__TEXT FOR ANALYSIS__.
---
The tertiary structures of all FABPs obtained to date reveal the presence of two short alpha -helical domains which are suggested to form part of a putative ``portal lid'' region, through which ligand entry and exit are proposed to occur (56). Recently, we found that specific lysine residue in this portal region are involved in the collisional interaction of heart FABP with phospholipid membranes (57). I-FABP contains 2 lysine residues in each of the alpha -I and alpha -II helixes, thus collisional transfer of fatty acids from I-FABP may also involve membrane interaction with an amphipathic helical segment.

The distinct AOFA transfer mechanisms found for the two enterocyte FABPs suggests that each may play a unique role in intracellular fatty acid transport. It is possible, for example, that L-FABP may serve to maintain low unbound fatty acid concentration in cytosol and hence modulate their degree of membrane partitioning, whereas I-FABP may play a role in intracellular targeting of fatty acids to subcellular sites of utilization.
---
__SOURCE INFORMATION__.
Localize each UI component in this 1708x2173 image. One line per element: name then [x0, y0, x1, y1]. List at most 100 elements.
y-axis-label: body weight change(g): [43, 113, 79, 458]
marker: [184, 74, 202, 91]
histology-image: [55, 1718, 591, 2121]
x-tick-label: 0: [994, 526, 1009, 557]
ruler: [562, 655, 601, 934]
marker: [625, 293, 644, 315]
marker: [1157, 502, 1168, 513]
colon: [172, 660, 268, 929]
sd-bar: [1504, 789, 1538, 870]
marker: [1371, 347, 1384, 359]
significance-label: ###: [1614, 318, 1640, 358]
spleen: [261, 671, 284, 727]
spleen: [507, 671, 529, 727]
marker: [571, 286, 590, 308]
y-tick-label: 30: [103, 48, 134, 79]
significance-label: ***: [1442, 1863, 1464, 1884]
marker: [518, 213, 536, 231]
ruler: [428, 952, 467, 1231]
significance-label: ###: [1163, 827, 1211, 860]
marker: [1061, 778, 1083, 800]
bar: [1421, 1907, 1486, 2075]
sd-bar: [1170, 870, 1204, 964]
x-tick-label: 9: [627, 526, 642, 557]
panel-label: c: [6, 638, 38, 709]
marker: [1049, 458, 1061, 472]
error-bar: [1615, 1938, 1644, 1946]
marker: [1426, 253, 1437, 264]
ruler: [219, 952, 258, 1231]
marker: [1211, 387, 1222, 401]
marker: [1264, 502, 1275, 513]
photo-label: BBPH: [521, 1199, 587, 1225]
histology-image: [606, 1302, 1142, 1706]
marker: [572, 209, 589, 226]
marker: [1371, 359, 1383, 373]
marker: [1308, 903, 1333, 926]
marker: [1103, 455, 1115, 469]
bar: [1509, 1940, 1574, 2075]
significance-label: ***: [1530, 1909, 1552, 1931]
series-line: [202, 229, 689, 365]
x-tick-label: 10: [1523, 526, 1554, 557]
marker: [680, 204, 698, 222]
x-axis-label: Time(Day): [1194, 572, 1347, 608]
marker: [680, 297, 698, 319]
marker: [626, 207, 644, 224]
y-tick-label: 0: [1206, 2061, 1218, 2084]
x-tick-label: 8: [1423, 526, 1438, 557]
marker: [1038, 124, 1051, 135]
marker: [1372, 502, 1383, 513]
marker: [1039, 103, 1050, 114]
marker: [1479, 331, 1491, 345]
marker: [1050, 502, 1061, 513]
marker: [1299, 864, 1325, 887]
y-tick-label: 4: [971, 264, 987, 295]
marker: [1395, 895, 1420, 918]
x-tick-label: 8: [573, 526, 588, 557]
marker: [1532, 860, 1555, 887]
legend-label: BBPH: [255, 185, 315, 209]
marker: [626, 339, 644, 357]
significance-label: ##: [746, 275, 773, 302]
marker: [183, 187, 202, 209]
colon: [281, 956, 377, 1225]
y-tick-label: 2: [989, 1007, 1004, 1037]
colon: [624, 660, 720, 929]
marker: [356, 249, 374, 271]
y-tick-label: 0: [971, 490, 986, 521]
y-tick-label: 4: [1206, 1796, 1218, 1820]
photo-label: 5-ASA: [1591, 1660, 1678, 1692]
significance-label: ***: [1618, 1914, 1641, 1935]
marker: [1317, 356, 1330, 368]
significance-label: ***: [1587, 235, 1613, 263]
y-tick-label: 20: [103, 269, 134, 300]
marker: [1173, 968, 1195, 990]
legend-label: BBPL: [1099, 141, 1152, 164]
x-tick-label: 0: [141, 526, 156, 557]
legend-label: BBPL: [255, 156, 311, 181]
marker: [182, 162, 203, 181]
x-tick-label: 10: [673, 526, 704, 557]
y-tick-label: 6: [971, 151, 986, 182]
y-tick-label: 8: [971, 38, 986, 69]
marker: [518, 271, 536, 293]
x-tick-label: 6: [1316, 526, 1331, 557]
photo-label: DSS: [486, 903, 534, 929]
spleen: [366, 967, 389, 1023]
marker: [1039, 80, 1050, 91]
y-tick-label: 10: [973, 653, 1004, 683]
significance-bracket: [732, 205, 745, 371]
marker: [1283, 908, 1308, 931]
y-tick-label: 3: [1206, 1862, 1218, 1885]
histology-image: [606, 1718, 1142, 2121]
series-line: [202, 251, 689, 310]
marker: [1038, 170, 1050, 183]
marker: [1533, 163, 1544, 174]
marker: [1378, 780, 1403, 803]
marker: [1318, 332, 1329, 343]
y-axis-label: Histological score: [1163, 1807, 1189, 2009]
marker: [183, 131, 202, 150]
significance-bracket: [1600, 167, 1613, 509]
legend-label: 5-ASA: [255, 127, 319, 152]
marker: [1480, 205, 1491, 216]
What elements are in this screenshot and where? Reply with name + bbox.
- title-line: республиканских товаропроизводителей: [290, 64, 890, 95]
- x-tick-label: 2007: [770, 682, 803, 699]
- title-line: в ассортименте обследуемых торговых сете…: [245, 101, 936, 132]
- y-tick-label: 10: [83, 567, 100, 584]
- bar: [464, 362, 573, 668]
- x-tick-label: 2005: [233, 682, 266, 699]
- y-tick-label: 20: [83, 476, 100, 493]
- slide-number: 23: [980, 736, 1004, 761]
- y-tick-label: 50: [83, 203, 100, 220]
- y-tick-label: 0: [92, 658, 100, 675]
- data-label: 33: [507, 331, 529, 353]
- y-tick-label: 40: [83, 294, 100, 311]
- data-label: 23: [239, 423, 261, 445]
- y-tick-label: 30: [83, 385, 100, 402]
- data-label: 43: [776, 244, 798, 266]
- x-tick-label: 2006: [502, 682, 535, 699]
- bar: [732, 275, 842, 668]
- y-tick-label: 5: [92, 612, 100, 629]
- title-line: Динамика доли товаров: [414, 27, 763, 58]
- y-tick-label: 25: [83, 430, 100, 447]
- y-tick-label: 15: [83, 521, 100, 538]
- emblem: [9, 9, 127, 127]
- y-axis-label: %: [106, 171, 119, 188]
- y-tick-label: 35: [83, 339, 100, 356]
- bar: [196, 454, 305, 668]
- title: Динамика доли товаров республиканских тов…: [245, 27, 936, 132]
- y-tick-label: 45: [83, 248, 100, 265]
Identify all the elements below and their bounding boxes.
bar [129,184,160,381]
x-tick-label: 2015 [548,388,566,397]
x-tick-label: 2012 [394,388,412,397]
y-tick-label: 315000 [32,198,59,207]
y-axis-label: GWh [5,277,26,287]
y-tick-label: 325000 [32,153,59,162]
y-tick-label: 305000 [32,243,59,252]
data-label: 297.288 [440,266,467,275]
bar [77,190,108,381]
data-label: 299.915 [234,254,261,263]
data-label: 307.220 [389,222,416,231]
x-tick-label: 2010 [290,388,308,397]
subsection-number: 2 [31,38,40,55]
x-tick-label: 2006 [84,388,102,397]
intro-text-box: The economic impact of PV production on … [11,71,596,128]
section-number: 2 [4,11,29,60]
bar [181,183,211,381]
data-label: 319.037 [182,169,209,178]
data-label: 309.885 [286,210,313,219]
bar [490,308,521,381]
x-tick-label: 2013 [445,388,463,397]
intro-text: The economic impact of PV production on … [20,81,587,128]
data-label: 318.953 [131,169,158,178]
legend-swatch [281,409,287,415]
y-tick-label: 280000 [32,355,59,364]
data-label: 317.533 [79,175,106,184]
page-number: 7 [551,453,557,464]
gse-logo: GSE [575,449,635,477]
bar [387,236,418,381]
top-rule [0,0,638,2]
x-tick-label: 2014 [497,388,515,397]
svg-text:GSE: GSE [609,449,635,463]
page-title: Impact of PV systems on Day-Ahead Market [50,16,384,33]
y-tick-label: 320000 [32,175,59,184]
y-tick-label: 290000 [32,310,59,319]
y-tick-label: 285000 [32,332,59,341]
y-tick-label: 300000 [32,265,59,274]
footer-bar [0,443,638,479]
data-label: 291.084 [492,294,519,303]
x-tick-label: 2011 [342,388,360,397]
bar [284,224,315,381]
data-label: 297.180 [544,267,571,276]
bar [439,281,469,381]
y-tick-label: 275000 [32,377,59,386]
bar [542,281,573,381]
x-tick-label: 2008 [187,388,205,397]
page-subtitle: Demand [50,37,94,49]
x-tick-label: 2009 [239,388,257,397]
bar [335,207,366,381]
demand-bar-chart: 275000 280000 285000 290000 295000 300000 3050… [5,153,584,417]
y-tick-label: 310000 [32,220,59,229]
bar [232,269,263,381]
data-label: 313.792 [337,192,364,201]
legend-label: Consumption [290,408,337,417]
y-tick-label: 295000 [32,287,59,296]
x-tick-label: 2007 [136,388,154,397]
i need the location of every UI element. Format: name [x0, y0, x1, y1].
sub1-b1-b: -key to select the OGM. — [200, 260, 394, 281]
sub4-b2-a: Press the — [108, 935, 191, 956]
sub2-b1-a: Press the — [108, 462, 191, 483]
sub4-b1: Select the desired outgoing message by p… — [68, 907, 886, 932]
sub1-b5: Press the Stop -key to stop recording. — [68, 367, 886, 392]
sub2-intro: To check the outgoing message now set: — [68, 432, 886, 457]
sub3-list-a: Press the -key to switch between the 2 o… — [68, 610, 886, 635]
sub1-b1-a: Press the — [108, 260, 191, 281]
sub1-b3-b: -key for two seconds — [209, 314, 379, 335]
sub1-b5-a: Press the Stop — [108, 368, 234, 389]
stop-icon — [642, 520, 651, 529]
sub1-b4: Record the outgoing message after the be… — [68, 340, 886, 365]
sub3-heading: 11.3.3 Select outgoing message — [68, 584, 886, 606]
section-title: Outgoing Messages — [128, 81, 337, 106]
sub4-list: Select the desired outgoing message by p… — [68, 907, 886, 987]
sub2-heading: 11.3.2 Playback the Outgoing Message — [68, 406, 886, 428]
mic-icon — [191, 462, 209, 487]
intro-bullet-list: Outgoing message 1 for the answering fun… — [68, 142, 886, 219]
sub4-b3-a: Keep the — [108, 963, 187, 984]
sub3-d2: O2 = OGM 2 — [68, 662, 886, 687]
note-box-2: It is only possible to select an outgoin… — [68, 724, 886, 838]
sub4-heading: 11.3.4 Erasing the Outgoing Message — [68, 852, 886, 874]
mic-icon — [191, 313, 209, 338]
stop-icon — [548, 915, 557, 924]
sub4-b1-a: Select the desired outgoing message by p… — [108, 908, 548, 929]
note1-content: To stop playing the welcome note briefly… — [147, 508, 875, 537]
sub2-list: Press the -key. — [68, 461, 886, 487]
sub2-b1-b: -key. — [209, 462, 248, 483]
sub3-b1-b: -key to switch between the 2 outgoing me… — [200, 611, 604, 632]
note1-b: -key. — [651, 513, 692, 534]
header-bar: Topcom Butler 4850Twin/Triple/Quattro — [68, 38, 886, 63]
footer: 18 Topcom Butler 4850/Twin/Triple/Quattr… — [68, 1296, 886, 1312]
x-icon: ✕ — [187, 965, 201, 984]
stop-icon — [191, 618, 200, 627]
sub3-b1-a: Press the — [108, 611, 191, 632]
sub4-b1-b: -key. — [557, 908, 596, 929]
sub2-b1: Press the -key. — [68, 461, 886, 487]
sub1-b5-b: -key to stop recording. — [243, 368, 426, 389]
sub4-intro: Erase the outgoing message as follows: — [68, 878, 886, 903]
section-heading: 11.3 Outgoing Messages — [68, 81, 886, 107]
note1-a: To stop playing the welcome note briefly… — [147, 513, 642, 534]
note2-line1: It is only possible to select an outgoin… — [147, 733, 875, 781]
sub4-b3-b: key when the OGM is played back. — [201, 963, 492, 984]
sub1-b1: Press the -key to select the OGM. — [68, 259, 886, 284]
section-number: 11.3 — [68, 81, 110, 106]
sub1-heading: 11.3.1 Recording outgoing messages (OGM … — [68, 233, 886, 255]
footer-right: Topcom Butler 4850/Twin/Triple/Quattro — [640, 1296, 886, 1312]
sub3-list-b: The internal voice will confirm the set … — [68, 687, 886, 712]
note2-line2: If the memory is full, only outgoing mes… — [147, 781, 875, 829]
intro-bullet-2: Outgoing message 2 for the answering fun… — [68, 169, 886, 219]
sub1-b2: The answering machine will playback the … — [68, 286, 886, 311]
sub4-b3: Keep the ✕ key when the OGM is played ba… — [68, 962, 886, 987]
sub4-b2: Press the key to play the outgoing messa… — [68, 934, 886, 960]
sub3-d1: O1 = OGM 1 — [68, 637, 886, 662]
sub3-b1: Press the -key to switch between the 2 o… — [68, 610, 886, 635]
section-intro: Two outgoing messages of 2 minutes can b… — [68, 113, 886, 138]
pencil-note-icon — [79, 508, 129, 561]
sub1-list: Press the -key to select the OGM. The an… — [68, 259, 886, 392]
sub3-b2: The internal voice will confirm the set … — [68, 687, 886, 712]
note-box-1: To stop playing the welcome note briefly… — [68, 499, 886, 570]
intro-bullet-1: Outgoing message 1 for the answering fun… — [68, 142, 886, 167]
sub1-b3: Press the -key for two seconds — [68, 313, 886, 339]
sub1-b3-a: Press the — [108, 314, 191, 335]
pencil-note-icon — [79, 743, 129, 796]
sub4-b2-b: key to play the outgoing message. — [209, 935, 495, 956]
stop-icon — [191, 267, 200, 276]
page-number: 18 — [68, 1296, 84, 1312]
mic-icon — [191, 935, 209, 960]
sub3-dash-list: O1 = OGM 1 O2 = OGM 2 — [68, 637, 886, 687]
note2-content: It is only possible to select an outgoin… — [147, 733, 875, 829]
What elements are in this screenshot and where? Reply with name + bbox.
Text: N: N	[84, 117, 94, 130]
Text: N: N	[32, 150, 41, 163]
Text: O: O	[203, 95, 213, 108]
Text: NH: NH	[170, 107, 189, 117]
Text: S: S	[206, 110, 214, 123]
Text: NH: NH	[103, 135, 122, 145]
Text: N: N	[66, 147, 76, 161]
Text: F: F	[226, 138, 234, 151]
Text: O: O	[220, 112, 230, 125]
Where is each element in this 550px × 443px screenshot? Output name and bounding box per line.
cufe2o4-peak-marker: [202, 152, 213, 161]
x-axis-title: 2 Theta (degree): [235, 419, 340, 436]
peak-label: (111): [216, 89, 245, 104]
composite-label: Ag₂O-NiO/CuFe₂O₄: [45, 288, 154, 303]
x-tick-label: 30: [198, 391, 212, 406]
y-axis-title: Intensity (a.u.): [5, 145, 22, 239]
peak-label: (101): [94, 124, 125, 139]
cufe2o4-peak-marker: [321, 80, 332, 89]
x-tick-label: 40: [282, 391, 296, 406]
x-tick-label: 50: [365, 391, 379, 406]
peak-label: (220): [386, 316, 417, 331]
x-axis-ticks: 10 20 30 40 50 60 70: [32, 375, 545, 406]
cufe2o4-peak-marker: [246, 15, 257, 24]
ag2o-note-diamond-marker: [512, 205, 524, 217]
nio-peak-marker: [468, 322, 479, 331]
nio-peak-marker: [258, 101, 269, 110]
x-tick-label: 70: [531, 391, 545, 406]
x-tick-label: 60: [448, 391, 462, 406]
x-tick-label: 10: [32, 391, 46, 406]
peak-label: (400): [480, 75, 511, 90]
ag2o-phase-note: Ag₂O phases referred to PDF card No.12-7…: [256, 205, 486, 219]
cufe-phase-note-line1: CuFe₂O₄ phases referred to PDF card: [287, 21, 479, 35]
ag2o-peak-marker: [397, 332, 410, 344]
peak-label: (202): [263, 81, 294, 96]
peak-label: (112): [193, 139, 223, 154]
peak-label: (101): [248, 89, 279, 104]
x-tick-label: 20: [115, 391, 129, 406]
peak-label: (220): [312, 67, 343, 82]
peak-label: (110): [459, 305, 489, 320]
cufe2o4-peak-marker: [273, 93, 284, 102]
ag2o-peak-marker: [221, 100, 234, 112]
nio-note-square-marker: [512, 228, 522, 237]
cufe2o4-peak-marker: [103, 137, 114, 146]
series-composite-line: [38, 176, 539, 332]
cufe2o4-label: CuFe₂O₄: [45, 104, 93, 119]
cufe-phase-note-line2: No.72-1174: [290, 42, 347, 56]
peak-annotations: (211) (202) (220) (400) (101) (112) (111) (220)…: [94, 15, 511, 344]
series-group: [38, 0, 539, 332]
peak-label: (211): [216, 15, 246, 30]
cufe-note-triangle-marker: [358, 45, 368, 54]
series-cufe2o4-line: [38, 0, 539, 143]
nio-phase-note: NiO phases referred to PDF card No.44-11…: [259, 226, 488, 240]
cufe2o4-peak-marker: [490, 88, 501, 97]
---
__EXERCISE REQUIREMENTS__.
In the passage on fatty acid-binding proteins, rewrite the paragraph beginning "The distinct AOFA transfer mechanisms" as a short bulleted list that keeps its main points.

__RESULT OF THIS EXERCISE__.
- The two enterocyte FABPs have distinct AOFA transfer mechanisms, which suggests each may play a unique role in intracellular fatty acid transport.
- L-FABP may keep unbound fatty acid concentrations in the cytosol low, modulating how much they partition into membranes.
- I-FABP may help target fatty acids within the cell to the subcellular sites where they are used.